> **Aim**:
Your task is to repeat the entries underneath exactly, minus the pictures.

________

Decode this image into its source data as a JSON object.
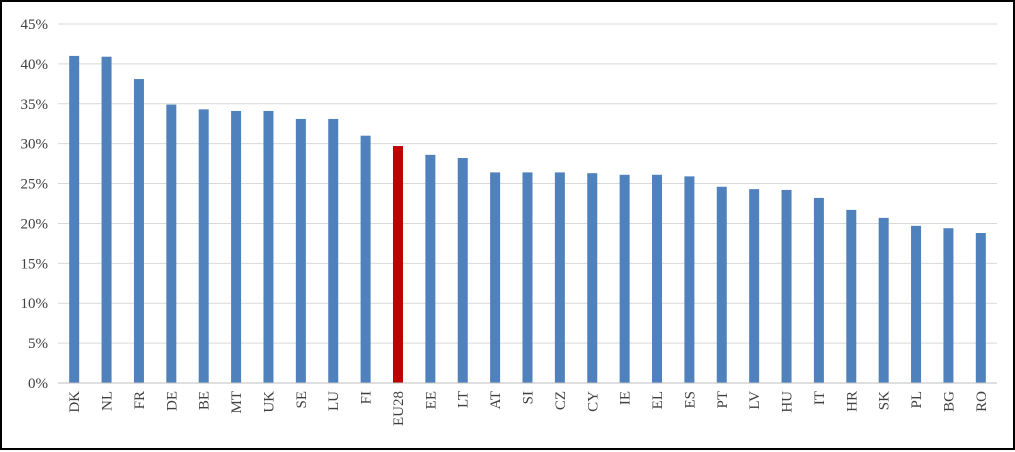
{
  "chart_data": {
    "type": "bar",
    "title": "",
    "xlabel": "",
    "ylabel": "",
    "ylim": [
      0,
      45
    ],
    "ytick_labels": [
      "0%",
      "5%",
      "10%",
      "15%",
      "20%",
      "25%",
      "30%",
      "35%",
      "40%",
      "45%"
    ],
    "ytick_values": [
      0,
      5,
      10,
      15,
      20,
      25,
      30,
      35,
      40,
      45
    ],
    "grid": "horizontal",
    "categories": [
      "DK",
      "NL",
      "FR",
      "DE",
      "BE",
      "MT",
      "UK",
      "SE",
      "LU",
      "FI",
      "EU28",
      "EE",
      "LT",
      "AT",
      "SI",
      "CZ",
      "CY",
      "IE",
      "EL",
      "ES",
      "PT",
      "LV",
      "HU",
      "IT",
      "HR",
      "SK",
      "PL",
      "BG",
      "RO"
    ],
    "values": [
      41.0,
      40.9,
      38.1,
      34.9,
      34.3,
      34.1,
      34.1,
      33.1,
      33.1,
      31.0,
      29.7,
      28.6,
      28.2,
      26.4,
      26.4,
      26.4,
      26.3,
      26.1,
      26.1,
      25.9,
      24.6,
      24.3,
      24.2,
      23.2,
      21.7,
      20.7,
      19.7,
      19.4,
      18.8
    ],
    "colors": {
      "default": "#4f81bd",
      "highlight": "#c00000",
      "highlight_category": "EU28",
      "grid": "#d9d9d9",
      "axis": "#bfbfbf"
    }
  }
}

________

> **Answer**:
Decode this image into its source data as a JSON object.
{
  "chart_data": {
    "type": "bar",
    "title": "",
    "xlabel": "",
    "ylabel": "",
    "ylim": [
      0,
      45
    ],
    "ytick_labels": [
      "0%",
      "5%",
      "10%",
      "15%",
      "20%",
      "25%",
      "30%",
      "35%",
      "40%",
      "45%"
    ],
    "ytick_values": [
      0,
      5,
      10,
      15,
      20,
      25,
      30,
      35,
      40,
      45
    ],
    "grid": "horizontal",
    "categories": [
      "DK",
      "NL",
      "FR",
      "DE",
      "BE",
      "MT",
      "UK",
      "SE",
      "LU",
      "FI",
      "EU28",
      "EE",
      "LT",
      "AT",
      "SI",
      "CZ",
      "CY",
      "IE",
      "EL",
      "ES",
      "PT",
      "LV",
      "HU",
      "IT",
      "HR",
      "SK",
      "PL",
      "BG",
      "RO"
    ],
    "values": [
      41.0,
      40.9,
      38.1,
      34.9,
      34.3,
      34.1,
      34.1,
      33.1,
      33.1,
      31.0,
      29.7,
      28.6,
      28.2,
      26.4,
      26.4,
      26.4,
      26.3,
      26.1,
      26.1,
      25.9,
      24.6,
      24.3,
      24.2,
      23.2,
      21.7,
      20.7,
      19.7,
      19.4,
      18.8
    ],
    "colors": {
      "default": "#4f81bd",
      "highlight": "#c00000",
      "highlight_category": "EU28",
      "grid": "#d9d9d9",
      "axis": "#bfbfbf"
    }
  }
}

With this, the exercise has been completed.